[WHAT YOU SHOULD DO]
Copy all lines of the listing that include the string "سليمان".

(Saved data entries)
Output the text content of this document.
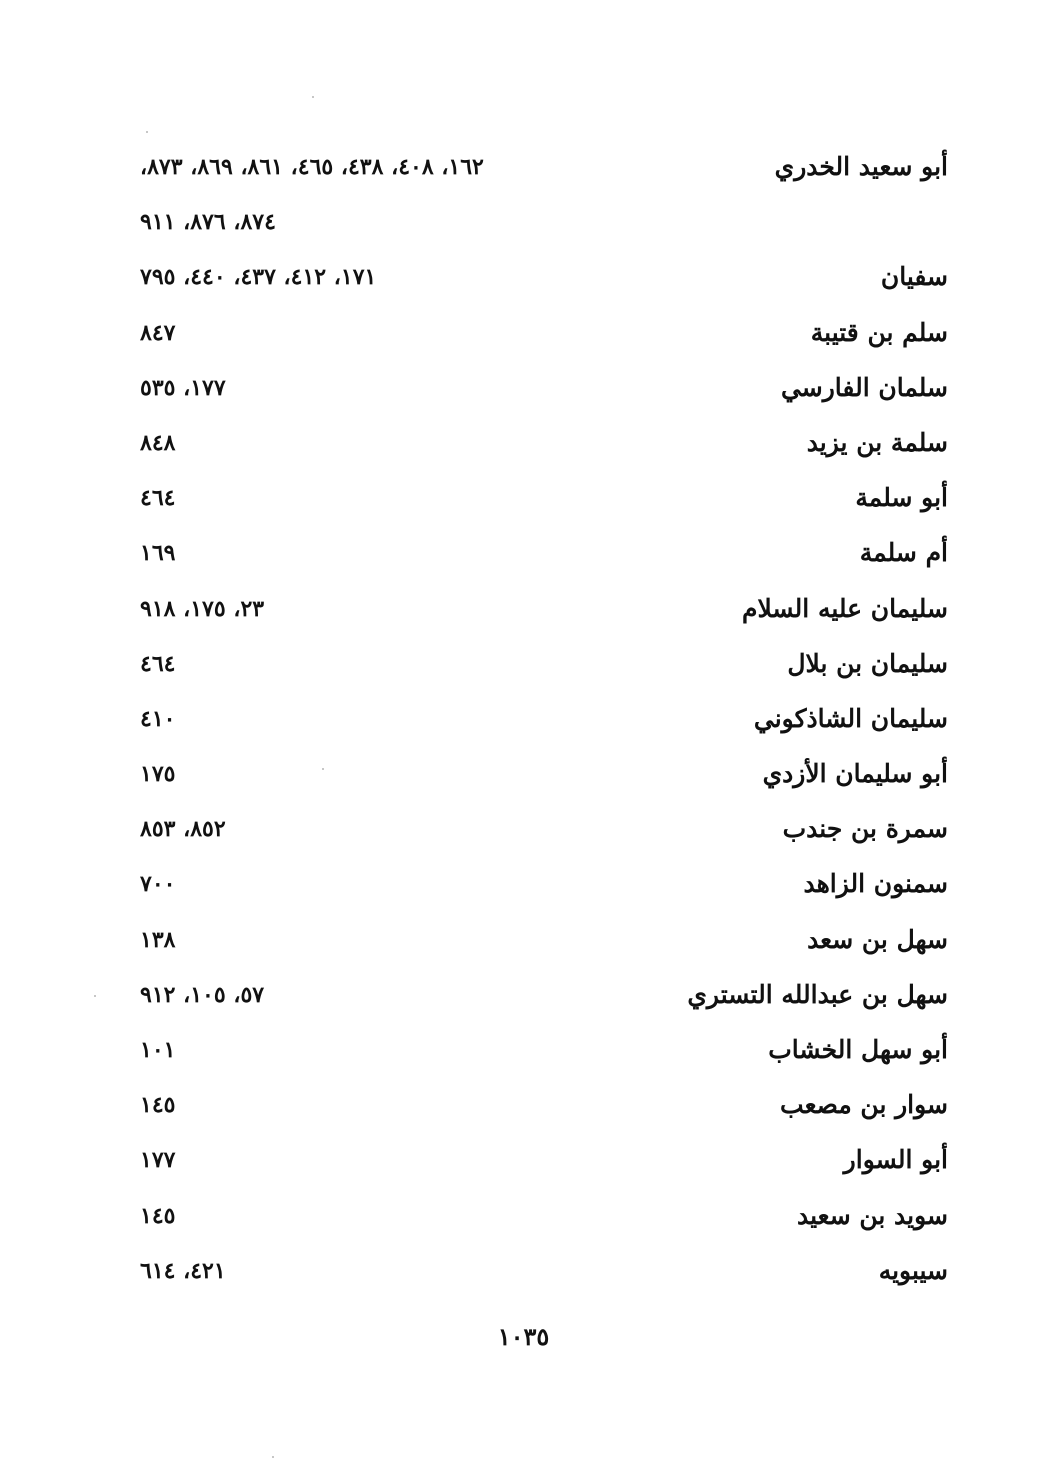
أبو سعيد الخدري
١٦٢، ٤٠٨، ٤٣٨، ٤٦٥، ٨٦١، ٨٦٩، ٨٧٣،
٨٧٤، ٨٧٦، ٩١١
سفيان
١٧١، ٤١٢، ٤٣٧، ٤٤٠، ٧٩٥
سلم بن قتيبة
٨٤٧
سلمان الفارسي
١٧٧، ٥٣٥
سلمة بن يزيد
٨٤٨
أبو سلمة
٤٦٤
أم سلمة
١٦٩
سليمان عليه السلام
٢٣، ١٧٥، ٩١٨
سليمان بن بلال
٤٦٤
سليمان الشاذكوني
٤١٠
أبو سليمان الأزدي
١٧٥
سمرة بن جندب
٨٥٢، ٨٥٣
سمنون الزاهد
٧٠٠
سهل بن سعد
١٣٨
سهل بن عبدالله التستري
٥٧، ١٠٥، ٩١٢
أبو سهل الخشاب
١٠١
سوار بن مصعب
١٤٥
أبو السوار
١٧٧
سويد بن سعيد
١٤٥
سيبويه
٤٢١، ٦١٤
١٠٣٥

[EXERCISE RESPONSE]
سليمان عليه السلام
سليمان بن بلال
سليمان الشاذكوني
أبو سليمان الأزدي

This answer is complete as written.